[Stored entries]
============

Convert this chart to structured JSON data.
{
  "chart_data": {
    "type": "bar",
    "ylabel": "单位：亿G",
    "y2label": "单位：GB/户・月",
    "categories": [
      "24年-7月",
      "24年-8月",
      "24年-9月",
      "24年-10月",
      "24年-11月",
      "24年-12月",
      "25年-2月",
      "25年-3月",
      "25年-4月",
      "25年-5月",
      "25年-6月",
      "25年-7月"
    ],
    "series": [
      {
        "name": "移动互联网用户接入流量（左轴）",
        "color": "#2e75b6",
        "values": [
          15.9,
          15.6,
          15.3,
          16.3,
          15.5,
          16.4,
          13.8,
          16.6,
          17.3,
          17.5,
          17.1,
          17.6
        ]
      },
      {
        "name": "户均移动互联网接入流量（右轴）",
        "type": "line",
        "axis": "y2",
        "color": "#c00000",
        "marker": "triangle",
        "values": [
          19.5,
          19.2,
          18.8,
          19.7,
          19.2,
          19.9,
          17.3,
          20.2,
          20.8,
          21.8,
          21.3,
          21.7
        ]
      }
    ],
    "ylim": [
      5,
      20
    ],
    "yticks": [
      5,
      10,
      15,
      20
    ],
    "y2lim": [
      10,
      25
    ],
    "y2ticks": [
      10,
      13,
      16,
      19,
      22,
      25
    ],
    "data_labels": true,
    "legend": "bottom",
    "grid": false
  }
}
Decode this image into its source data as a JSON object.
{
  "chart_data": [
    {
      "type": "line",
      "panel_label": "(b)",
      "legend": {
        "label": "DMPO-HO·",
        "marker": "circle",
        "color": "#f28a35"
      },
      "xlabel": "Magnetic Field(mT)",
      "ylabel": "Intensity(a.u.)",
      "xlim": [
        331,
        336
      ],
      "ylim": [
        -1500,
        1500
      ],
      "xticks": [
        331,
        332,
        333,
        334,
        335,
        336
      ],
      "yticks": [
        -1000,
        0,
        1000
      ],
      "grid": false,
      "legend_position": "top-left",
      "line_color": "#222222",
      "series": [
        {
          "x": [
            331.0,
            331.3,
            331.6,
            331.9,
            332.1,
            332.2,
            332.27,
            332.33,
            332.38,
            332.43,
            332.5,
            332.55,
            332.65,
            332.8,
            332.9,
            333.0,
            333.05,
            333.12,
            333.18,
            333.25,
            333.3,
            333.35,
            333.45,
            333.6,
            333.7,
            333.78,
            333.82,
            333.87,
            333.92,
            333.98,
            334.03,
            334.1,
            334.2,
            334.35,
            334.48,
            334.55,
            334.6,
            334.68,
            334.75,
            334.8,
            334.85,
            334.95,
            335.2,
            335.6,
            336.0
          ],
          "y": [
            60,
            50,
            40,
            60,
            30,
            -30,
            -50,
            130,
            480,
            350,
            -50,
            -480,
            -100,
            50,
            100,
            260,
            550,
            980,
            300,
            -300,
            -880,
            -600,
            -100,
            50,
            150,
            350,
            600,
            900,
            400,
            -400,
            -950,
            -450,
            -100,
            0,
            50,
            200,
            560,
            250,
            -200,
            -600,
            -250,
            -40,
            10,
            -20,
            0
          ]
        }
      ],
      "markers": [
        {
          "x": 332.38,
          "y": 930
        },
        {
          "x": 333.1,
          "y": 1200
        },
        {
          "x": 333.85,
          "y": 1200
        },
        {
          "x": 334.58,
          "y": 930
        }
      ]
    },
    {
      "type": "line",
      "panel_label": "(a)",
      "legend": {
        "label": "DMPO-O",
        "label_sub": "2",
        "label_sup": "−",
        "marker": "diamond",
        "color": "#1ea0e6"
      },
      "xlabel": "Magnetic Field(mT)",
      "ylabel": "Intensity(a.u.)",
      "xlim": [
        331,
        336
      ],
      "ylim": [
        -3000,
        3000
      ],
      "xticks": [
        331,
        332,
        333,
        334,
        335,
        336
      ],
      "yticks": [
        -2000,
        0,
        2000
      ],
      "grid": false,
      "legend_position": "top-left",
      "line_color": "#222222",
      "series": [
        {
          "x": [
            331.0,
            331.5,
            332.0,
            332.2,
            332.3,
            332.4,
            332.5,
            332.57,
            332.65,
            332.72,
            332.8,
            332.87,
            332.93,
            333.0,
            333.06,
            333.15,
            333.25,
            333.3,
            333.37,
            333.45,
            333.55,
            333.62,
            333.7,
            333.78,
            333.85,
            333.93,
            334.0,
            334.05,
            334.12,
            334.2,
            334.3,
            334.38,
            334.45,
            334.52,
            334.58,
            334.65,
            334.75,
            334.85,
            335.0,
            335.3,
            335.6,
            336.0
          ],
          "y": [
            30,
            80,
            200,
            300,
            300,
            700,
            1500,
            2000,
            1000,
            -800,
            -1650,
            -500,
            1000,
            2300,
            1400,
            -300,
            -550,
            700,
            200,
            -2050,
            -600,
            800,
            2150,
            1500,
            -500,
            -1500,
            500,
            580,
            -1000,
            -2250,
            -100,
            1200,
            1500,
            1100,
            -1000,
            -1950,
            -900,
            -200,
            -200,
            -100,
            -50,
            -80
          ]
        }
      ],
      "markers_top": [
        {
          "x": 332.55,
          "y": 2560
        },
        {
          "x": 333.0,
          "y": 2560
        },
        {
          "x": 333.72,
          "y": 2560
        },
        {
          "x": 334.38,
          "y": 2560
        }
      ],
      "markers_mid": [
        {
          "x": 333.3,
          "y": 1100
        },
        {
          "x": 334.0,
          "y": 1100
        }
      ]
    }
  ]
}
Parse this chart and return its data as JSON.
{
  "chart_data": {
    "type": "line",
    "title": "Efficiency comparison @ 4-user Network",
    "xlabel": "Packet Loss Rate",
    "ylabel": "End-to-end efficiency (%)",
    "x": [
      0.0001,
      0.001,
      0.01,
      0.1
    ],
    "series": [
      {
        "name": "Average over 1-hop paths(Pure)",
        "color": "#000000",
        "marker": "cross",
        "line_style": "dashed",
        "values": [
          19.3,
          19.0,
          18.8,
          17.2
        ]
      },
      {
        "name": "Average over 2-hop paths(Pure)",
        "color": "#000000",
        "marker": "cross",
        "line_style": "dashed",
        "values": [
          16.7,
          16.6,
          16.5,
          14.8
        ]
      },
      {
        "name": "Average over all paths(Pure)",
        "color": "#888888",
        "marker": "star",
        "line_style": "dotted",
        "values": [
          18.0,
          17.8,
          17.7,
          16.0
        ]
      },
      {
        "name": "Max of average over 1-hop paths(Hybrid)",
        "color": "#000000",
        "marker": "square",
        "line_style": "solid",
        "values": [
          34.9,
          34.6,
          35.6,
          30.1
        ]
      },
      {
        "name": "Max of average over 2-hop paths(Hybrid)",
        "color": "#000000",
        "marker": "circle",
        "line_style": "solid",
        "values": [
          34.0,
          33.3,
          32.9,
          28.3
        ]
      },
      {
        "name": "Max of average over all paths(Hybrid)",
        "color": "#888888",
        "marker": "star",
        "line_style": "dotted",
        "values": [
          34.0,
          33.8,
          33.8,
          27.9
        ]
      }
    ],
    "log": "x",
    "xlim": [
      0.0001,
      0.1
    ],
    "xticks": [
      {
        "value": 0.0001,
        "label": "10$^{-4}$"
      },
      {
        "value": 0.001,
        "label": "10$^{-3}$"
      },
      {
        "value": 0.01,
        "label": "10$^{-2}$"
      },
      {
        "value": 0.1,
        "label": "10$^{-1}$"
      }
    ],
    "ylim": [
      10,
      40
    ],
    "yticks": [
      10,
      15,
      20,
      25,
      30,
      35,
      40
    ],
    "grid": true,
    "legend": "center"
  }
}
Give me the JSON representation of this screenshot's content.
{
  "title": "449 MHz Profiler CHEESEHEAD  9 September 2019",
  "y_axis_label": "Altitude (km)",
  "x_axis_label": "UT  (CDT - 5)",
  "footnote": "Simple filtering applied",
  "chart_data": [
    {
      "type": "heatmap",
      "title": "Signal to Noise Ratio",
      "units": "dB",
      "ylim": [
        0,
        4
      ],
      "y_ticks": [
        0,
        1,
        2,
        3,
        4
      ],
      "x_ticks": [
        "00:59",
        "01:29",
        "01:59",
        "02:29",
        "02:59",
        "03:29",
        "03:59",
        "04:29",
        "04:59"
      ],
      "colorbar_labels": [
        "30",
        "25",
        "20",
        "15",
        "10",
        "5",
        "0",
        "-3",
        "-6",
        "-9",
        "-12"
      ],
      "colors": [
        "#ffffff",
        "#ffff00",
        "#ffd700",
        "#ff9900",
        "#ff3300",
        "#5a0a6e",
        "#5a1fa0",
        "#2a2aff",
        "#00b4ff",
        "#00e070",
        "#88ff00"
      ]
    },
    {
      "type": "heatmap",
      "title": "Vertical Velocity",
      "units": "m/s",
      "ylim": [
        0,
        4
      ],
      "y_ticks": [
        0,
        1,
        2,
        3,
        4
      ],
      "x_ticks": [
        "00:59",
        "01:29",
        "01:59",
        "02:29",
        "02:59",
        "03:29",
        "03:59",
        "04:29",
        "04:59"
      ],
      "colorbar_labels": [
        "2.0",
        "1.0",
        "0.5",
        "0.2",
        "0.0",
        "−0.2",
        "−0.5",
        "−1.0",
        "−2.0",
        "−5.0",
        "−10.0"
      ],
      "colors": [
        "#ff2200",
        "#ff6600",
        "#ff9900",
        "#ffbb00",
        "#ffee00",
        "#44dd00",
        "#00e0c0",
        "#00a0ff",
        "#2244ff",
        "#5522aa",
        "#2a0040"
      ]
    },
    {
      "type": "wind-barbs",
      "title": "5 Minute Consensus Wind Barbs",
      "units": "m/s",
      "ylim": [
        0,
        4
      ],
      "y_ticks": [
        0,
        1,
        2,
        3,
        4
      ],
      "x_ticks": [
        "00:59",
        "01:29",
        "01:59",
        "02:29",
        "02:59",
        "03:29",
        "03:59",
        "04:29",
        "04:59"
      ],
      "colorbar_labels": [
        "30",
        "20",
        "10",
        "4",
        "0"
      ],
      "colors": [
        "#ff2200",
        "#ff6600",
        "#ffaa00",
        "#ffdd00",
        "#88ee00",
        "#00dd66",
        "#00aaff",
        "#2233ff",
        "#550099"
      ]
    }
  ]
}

============

Within the material above, find the lines that contain the word "JSON"; copy them.

• [Solution below]:
Convert this chart to structured JSON data.
Decode this image into its source data as a JSON object.
Parse this chart and return its data as JSON.
Give me the JSON representation of this screenshot's content.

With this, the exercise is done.